Some records
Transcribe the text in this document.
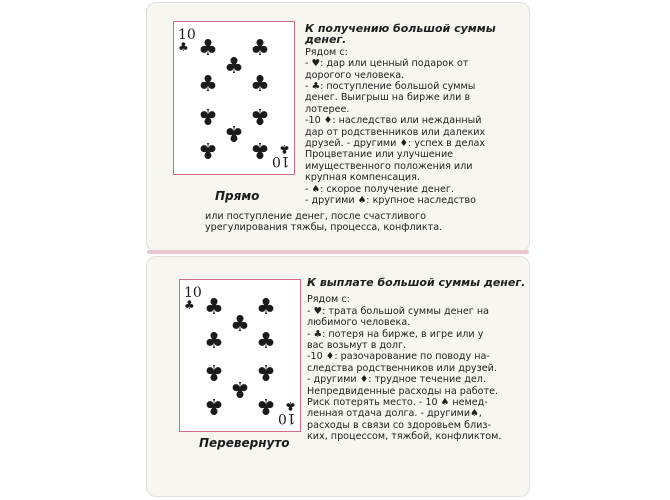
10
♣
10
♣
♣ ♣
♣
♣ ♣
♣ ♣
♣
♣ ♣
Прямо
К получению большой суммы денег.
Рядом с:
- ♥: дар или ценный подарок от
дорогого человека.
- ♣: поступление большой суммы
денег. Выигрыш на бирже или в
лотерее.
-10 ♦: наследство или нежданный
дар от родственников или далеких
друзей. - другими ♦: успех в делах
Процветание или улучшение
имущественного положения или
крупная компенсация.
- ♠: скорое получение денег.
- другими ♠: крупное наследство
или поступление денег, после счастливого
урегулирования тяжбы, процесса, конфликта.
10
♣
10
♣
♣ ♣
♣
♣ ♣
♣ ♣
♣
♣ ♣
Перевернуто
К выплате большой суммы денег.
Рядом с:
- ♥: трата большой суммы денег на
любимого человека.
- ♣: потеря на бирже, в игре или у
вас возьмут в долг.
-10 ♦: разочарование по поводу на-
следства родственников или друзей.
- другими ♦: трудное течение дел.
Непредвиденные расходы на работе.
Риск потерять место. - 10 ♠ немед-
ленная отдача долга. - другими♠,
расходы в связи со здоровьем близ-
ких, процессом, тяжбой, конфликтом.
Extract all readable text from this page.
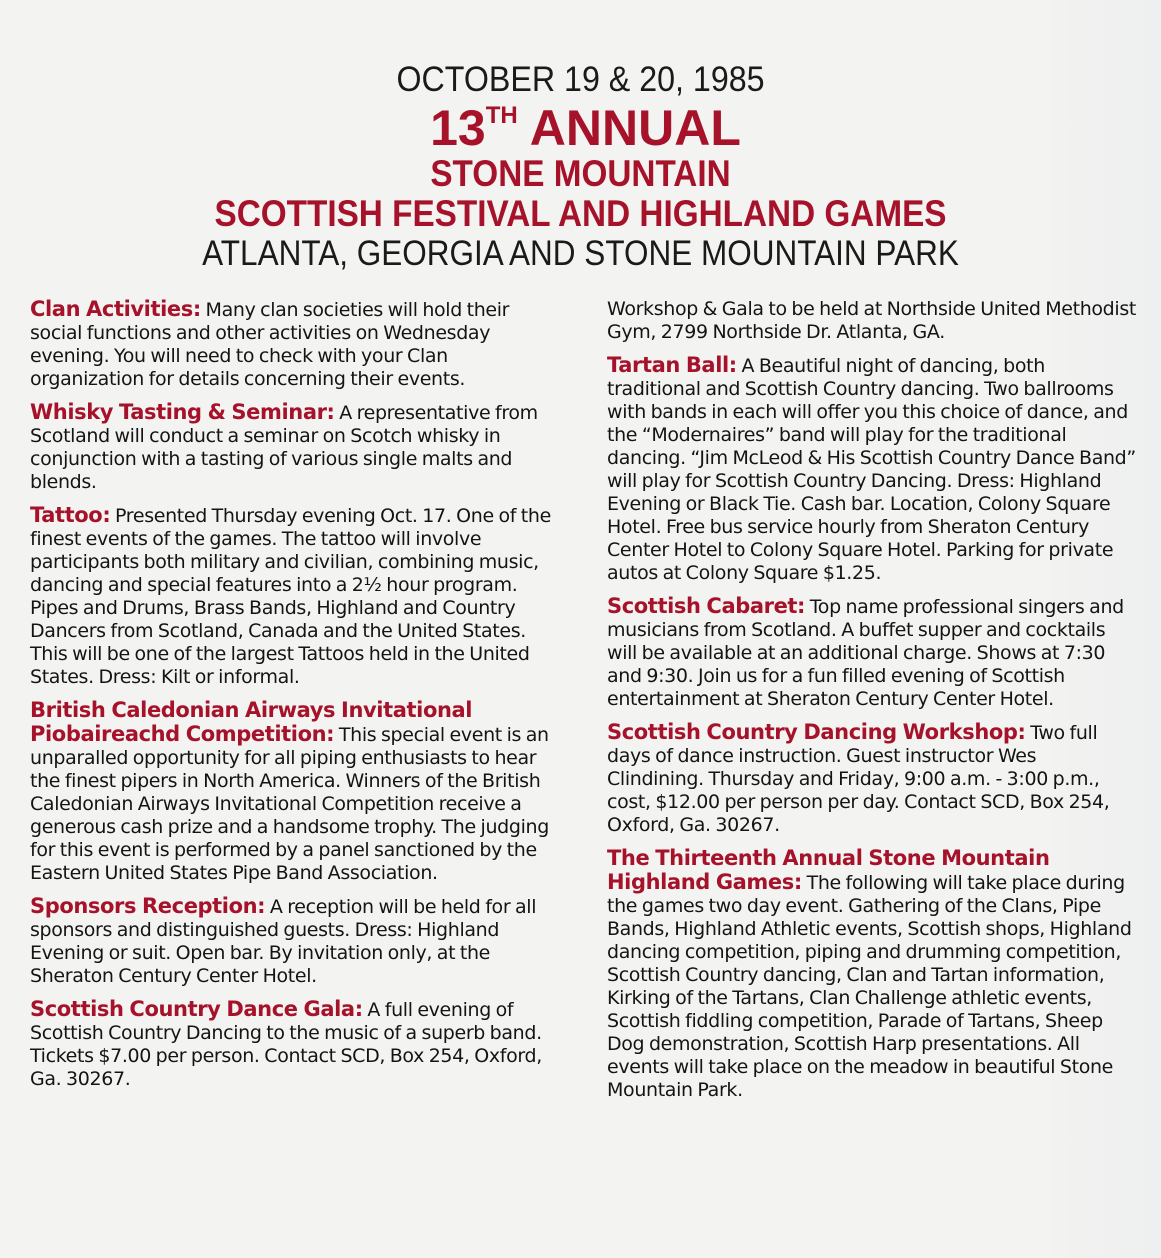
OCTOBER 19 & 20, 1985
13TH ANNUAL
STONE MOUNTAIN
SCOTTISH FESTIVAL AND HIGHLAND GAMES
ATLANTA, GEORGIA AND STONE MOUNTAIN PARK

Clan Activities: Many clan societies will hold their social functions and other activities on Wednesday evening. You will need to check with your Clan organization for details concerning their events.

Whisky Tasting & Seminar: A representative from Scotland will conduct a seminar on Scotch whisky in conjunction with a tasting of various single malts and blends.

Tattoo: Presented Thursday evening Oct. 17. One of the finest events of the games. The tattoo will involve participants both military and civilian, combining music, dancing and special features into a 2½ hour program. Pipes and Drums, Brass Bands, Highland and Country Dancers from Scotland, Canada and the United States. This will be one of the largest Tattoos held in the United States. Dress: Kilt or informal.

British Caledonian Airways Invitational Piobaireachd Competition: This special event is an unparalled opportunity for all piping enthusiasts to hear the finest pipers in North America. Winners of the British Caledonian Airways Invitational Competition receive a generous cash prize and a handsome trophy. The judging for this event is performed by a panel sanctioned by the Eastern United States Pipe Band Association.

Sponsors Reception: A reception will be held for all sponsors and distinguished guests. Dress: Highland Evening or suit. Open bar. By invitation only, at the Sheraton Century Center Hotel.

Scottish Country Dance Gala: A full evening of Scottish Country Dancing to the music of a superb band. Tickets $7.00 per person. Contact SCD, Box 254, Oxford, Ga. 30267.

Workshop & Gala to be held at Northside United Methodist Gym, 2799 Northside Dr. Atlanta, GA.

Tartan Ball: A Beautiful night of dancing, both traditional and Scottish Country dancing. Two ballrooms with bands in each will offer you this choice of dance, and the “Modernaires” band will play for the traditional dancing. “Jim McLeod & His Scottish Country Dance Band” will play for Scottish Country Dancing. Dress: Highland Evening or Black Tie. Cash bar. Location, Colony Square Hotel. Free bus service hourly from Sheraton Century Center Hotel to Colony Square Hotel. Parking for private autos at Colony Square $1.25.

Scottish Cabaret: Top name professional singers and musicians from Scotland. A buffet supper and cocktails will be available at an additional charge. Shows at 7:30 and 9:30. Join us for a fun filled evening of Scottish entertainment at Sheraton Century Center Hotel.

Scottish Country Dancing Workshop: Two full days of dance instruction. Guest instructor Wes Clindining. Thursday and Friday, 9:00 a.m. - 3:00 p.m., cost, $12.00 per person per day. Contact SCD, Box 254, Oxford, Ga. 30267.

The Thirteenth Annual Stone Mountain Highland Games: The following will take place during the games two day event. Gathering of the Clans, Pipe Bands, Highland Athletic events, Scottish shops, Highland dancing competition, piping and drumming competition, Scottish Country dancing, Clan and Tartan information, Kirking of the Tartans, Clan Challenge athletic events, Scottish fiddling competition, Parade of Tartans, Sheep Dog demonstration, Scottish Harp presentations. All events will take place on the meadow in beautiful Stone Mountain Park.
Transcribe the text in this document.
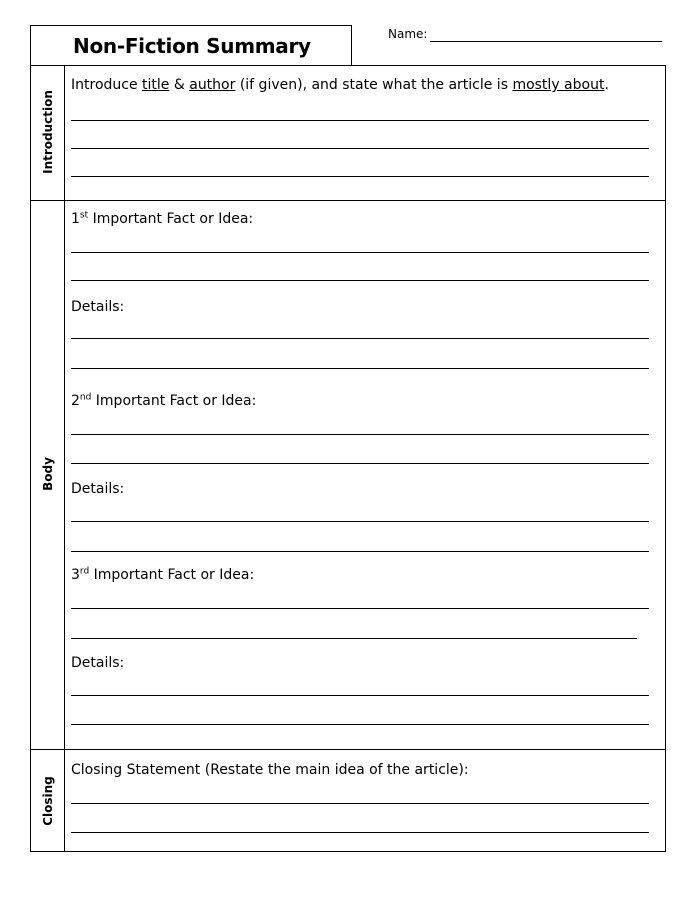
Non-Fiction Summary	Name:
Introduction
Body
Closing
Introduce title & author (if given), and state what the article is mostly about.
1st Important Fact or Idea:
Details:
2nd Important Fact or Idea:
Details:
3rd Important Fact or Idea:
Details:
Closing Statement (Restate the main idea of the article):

**Written exercise:**
Without including any picture, repeat the data exactly.

**Output below:**
Transcribe the text in this document.
10
♣
10
♣
♣ ♣
♣
♣ ♣
♣ ♣
♣
♣ ♣
Прямо
К получению большой суммы денег.
Рядом с:
- ♥: дар или ценный подарок от
дорогого человека.
- ♣: поступление большой суммы
денег. Выигрыш на бирже или в
лотерее.
-10 ♦: наследство или нежданный
дар от родственников или далеких
друзей. - другими ♦: успех в делах
Процветание или улучшение
имущественного положения или
крупная компенсация.
- ♠: скорое получение денег.
- другими ♠: крупное наследство
или поступление денег, после счастливого
урегулирования тяжбы, процесса, конфликта.
10
♣
10
♣
♣ ♣
♣
♣ ♣
♣ ♣
♣
♣ ♣
Перевернуто
К выплате большой суммы денег.
Рядом с:
- ♥: трата большой суммы денег на
любимого человека.
- ♣: потеря на бирже, в игре или у
вас возьмут в долг.
-10 ♦: разочарование по поводу на-
следства родственников или друзей.
- другими ♦: трудное течение дел.
Непредвиденные расходы на работе.
Риск потерять место. - 10 ♠ немед-
ленная отдача долга. - другими♠,
расходы в связи со здоровьем близ-
ких, процессом, тяжбой, конфликтом.
Extract all readable text from this page.
OCTOBER 19 & 20, 1985
13TH ANNUAL
STONE MOUNTAIN
SCOTTISH FESTIVAL AND HIGHLAND GAMES
ATLANTA, GEORGIA AND STONE MOUNTAIN PARK

Clan Activities: Many clan societies will hold their social functions and other activities on Wednesday evening. You will need to check with your Clan organization for details concerning their events.

Whisky Tasting & Seminar: A representative from Scotland will conduct a seminar on Scotch whisky in conjunction with a tasting of various single malts and blends.

Tattoo: Presented Thursday evening Oct. 17. One of the finest events of the games. The tattoo will involve participants both military and civilian, combining music, dancing and special features into a 2½ hour program. Pipes and Drums, Brass Bands, Highland and Country Dancers from Scotland, Canada and the United States. This will be one of the largest Tattoos held in the United States. Dress: Kilt or informal.

British Caledonian Airways Invitational Piobaireachd Competition: This special event is an unparalled opportunity for all piping enthusiasts to hear the finest pipers in North America. Winners of the British Caledonian Airways Invitational Competition receive a generous cash prize and a handsome trophy. The judging for this event is performed by a panel sanctioned by the Eastern United States Pipe Band Association.

Sponsors Reception: A reception will be held for all sponsors and distinguished guests. Dress: Highland Evening or suit. Open bar. By invitation only, at the Sheraton Century Center Hotel.

Scottish Country Dance Gala: A full evening of Scottish Country Dancing to the music of a superb band. Tickets $7.00 per person. Contact SCD, Box 254, Oxford, Ga. 30267.

Workshop & Gala to be held at Northside United Methodist Gym, 2799 Northside Dr. Atlanta, GA.

Tartan Ball: A Beautiful night of dancing, both traditional and Scottish Country dancing. Two ballrooms with bands in each will offer you this choice of dance, and the “Modernaires” band will play for the traditional dancing. “Jim McLeod & His Scottish Country Dance Band” will play for Scottish Country Dancing. Dress: Highland Evening or Black Tie. Cash bar. Location, Colony Square Hotel. Free bus service hourly from Sheraton Century Center Hotel to Colony Square Hotel. Parking for private autos at Colony Square $1.25.

Scottish Cabaret: Top name professional singers and musicians from Scotland. A buffet supper and cocktails will be available at an additional charge. Shows at 7:30 and 9:30. Join us for a fun filled evening of Scottish entertainment at Sheraton Century Center Hotel.

Scottish Country Dancing Workshop: Two full days of dance instruction. Guest instructor Wes Clindining. Thursday and Friday, 9:00 a.m. - 3:00 p.m., cost, $12.00 per person per day. Contact SCD, Box 254, Oxford, Ga. 30267.

The Thirteenth Annual Stone Mountain Highland Games: The following will take place during the games two day event. Gathering of the Clans, Pipe Bands, Highland Athletic events, Scottish shops, Highland dancing competition, piping and drumming competition, Scottish Country dancing, Clan and Tartan information, Kirking of the Tartans, Clan Challenge athletic events, Scottish fiddling competition, Parade of Tartans, Sheep Dog demonstration, Scottish Harp presentations. All events will take place on the meadow in beautiful Stone Mountain Park.
Transcribe the text in this document.
Non-Fiction Summary	Name:
Introduction
Body
Closing
Introduce title & author (if given), and state what the article is mostly about.
1st Important Fact or Idea:
Details:
2nd Important Fact or Idea:
Details:
3rd Important Fact or Idea:
Details:
Closing Statement (Restate the main idea of the article):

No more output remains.